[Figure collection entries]
────────────────
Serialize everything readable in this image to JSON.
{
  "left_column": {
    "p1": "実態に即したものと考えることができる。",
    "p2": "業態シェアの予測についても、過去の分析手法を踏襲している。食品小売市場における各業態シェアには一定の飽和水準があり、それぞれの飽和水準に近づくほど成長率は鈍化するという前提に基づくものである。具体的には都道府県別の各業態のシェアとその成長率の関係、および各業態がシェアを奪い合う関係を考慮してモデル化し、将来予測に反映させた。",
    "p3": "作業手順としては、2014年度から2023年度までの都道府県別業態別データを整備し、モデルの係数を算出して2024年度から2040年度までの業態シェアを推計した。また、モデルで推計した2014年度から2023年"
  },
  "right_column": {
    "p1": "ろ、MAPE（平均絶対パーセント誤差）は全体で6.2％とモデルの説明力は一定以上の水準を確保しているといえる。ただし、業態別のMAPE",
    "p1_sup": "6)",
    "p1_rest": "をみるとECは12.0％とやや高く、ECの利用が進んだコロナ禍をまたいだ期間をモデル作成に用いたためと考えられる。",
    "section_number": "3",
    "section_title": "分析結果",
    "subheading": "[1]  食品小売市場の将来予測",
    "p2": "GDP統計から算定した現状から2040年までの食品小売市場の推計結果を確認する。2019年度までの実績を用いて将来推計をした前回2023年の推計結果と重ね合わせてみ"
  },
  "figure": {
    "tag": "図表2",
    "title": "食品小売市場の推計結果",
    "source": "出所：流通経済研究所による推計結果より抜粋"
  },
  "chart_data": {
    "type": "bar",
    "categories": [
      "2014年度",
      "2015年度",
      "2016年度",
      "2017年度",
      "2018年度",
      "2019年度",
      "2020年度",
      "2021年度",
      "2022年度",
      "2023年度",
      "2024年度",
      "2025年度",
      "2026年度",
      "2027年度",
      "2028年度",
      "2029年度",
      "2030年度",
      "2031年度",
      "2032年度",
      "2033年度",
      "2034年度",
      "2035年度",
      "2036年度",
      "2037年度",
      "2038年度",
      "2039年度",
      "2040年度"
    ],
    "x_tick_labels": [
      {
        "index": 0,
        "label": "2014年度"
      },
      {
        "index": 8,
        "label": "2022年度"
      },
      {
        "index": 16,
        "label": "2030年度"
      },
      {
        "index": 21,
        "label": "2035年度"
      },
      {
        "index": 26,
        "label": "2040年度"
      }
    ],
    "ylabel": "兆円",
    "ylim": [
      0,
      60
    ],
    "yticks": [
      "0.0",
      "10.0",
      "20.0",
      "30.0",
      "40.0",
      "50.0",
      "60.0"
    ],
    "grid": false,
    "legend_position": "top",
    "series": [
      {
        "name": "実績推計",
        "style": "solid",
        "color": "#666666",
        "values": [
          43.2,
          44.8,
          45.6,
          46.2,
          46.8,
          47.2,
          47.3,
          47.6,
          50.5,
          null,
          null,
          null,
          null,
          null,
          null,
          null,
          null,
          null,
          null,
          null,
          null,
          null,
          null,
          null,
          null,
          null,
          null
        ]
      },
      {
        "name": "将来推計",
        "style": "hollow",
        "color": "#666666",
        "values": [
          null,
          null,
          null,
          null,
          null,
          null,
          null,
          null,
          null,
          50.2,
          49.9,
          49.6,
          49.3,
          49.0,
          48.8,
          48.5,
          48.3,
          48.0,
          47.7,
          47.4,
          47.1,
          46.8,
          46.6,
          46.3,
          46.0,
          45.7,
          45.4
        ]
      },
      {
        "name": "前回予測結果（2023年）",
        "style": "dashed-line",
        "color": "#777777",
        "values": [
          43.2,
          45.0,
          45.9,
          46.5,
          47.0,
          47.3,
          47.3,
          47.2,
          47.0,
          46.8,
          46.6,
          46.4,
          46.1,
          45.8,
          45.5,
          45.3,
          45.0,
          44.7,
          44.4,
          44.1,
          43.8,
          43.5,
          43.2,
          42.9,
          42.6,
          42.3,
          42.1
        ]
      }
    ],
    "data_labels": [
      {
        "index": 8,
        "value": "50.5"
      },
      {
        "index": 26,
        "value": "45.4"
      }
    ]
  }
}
────────────────
WHAT IS NEEDED —
Across the entries above, how many lines contain "index"? Provide only the count.

SOLUTION —
7